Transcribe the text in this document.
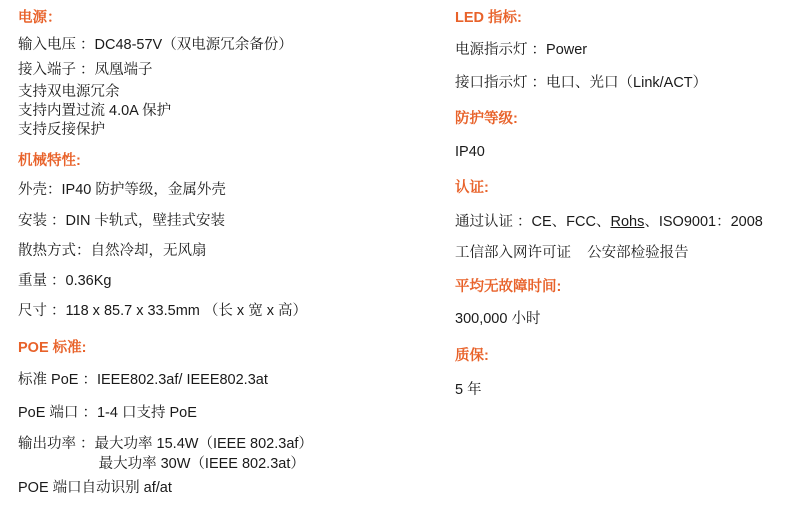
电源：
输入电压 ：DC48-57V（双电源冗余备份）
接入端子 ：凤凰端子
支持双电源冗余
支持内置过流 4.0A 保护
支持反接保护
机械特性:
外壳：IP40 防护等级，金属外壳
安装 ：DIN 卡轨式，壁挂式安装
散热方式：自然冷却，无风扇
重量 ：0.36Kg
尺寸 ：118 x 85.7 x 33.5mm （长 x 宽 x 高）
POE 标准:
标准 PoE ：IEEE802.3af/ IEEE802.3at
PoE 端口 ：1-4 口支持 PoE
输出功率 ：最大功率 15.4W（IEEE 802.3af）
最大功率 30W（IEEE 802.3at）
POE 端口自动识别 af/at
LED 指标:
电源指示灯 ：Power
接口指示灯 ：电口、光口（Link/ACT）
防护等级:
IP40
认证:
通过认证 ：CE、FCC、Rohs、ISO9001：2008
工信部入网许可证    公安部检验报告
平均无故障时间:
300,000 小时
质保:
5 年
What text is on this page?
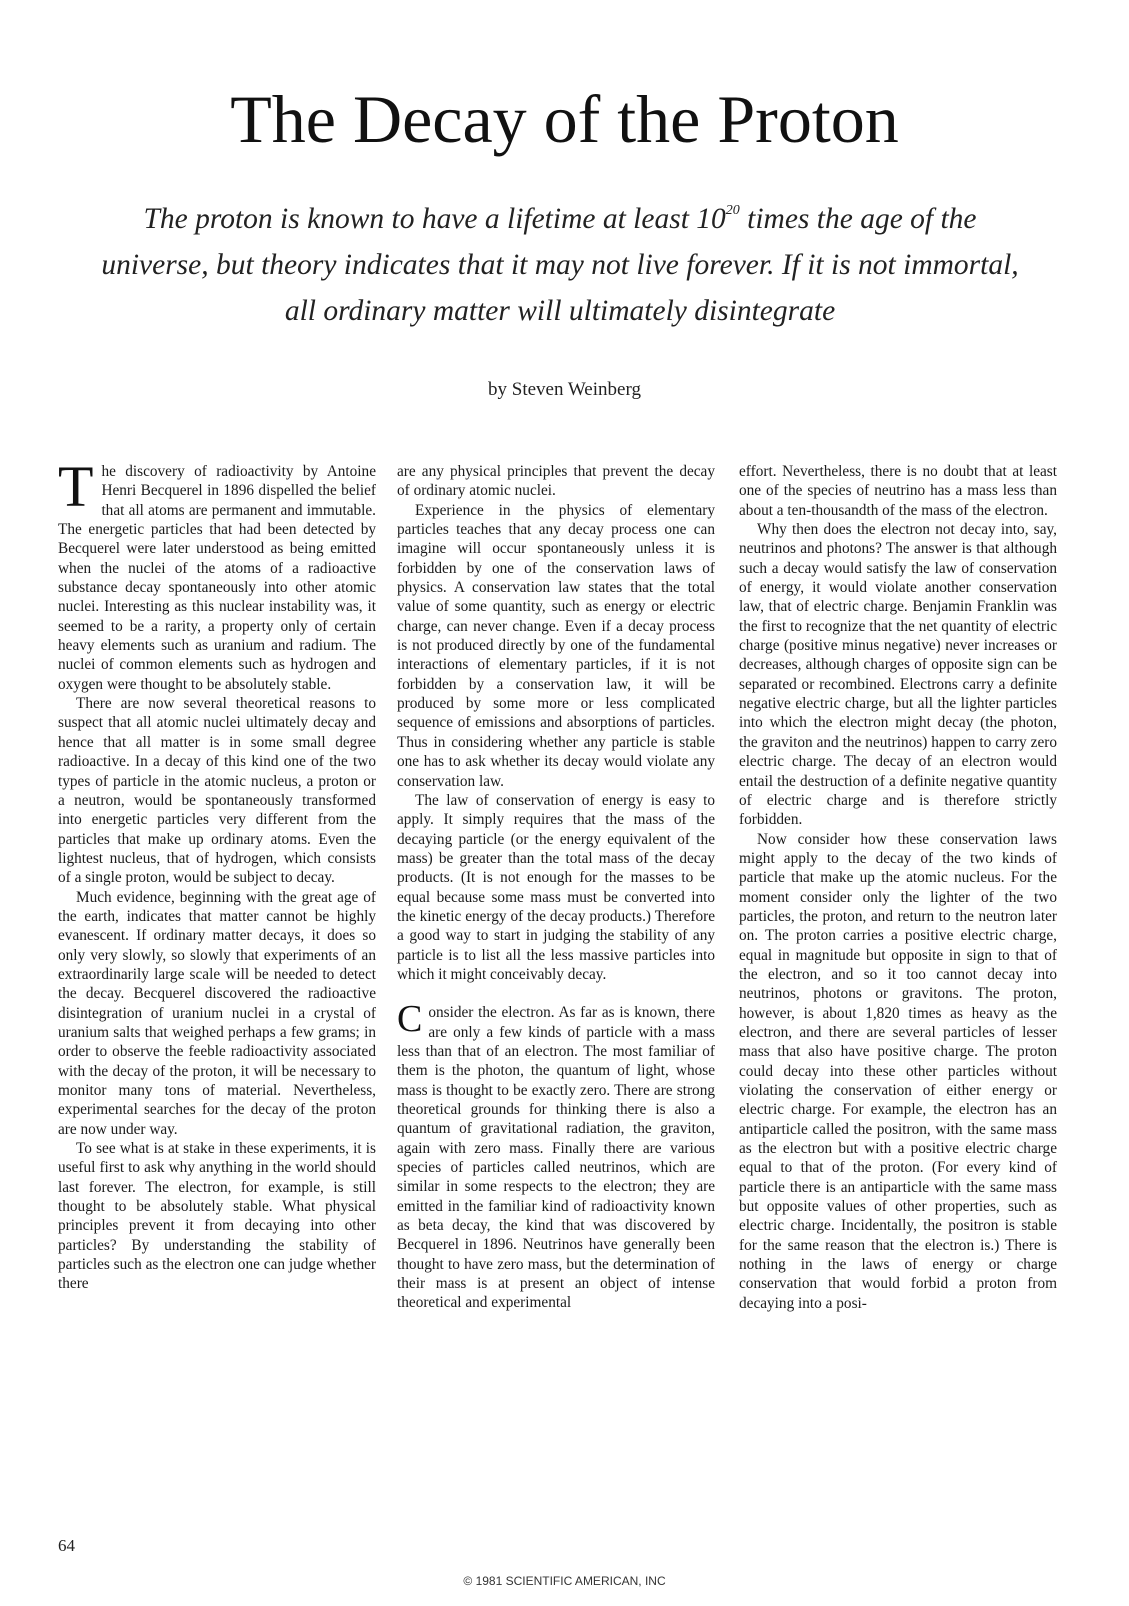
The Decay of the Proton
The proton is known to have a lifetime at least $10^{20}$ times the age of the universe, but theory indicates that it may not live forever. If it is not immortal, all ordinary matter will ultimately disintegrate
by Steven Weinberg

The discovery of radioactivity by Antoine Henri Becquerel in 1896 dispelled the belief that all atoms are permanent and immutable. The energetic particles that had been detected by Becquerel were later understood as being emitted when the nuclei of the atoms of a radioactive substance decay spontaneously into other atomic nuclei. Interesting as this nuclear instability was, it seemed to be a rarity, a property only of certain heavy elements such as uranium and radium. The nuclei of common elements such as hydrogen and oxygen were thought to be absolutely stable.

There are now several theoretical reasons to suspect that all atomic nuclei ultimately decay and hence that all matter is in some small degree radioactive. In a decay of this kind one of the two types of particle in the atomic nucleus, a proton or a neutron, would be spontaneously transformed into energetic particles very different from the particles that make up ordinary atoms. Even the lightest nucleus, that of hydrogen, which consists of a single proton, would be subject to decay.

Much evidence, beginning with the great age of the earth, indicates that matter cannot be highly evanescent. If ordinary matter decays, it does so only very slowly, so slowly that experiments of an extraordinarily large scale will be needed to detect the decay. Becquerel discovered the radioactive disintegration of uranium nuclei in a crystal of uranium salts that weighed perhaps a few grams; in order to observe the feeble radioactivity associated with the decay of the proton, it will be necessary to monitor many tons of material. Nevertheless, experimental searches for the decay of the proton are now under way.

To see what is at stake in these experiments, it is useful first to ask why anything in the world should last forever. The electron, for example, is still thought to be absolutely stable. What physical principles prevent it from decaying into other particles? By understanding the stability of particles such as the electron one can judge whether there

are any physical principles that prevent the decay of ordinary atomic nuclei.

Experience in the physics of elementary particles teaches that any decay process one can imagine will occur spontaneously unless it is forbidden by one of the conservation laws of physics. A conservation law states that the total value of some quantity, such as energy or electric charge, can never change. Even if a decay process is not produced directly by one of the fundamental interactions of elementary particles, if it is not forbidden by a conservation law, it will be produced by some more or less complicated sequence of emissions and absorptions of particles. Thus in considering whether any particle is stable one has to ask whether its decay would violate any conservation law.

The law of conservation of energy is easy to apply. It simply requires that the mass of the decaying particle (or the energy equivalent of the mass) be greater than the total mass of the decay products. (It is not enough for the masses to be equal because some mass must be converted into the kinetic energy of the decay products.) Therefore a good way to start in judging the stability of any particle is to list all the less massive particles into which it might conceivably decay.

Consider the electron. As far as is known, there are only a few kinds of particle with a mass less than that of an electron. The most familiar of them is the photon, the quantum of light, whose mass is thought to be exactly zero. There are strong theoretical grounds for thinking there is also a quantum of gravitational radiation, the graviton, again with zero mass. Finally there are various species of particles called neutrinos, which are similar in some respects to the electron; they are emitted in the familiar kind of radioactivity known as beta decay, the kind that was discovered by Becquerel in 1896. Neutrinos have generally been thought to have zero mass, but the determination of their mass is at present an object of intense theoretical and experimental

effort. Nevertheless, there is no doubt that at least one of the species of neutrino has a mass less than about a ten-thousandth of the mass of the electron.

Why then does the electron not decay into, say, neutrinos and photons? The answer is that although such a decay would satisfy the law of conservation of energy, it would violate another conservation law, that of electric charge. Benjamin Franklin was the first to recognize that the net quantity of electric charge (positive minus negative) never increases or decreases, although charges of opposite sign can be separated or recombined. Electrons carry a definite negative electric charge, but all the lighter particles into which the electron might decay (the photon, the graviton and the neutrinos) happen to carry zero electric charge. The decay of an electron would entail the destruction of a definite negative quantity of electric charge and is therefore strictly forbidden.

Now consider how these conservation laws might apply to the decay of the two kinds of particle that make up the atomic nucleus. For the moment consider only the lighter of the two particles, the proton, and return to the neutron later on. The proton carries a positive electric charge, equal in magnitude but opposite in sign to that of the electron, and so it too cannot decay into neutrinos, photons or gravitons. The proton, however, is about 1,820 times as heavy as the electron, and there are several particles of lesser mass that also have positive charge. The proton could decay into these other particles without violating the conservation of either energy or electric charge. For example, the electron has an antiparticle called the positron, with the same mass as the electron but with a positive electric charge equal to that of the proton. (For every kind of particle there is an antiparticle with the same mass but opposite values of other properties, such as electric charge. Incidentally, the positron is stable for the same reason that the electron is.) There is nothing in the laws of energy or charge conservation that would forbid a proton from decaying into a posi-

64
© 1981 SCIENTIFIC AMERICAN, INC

##########

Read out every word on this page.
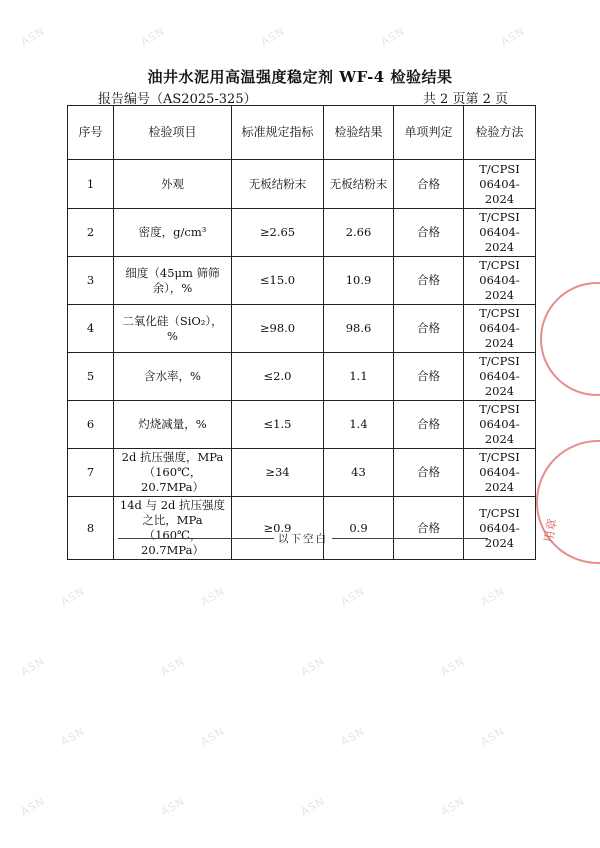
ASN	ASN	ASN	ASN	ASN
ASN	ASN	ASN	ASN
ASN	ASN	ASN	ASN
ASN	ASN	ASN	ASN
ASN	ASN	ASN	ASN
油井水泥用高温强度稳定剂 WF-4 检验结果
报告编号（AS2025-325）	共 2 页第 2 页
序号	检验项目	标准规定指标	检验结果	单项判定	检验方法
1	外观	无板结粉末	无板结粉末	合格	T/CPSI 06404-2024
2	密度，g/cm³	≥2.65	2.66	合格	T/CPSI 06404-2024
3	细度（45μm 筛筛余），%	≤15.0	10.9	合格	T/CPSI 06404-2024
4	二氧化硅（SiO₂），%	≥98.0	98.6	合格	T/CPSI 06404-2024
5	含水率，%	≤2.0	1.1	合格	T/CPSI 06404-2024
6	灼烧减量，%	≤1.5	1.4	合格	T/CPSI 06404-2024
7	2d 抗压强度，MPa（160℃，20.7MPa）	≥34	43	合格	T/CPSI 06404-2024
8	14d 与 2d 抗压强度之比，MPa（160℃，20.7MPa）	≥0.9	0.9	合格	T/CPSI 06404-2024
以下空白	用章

##########

TASK
In the entries above, identify every line with the string "been".

SOLUTION FOR THIS PROBLEM
The discovery of radioactivity by Antoine Henri Becquerel in 1896 dispelled the belief that all atoms are permanent and immutable. The energetic particles that had been detected by Becquerel were later understood as being emitted when the nuclei of the atoms of a radioactive substance decay spontaneously into other atomic nuclei. Interesting as this nuclear instability was, it seemed to be a rarity, a property only of certain heavy elements such as uranium and radium. The nuclei of common elements such as hydrogen and oxygen were thought to be absolutely stable.
Consider the electron. As far as is known, there are only a few kinds of particle with a mass less than that of an electron. The most familiar of them is the photon, the quantum of light, whose mass is thought to be exactly zero. There are strong theoretical grounds for thinking there is also a quantum of gravitational radiation, the graviton, again with zero mass. Finally there are various species of particles called neutrinos, which are similar in some respects to the electron; they are emitted in the familiar kind of radioactivity known as beta decay, the kind that was discovered by Becquerel in 1896. Neutrinos have generally been thought to have zero mass, but the determination of their mass is at present an object of intense theoretical and experimental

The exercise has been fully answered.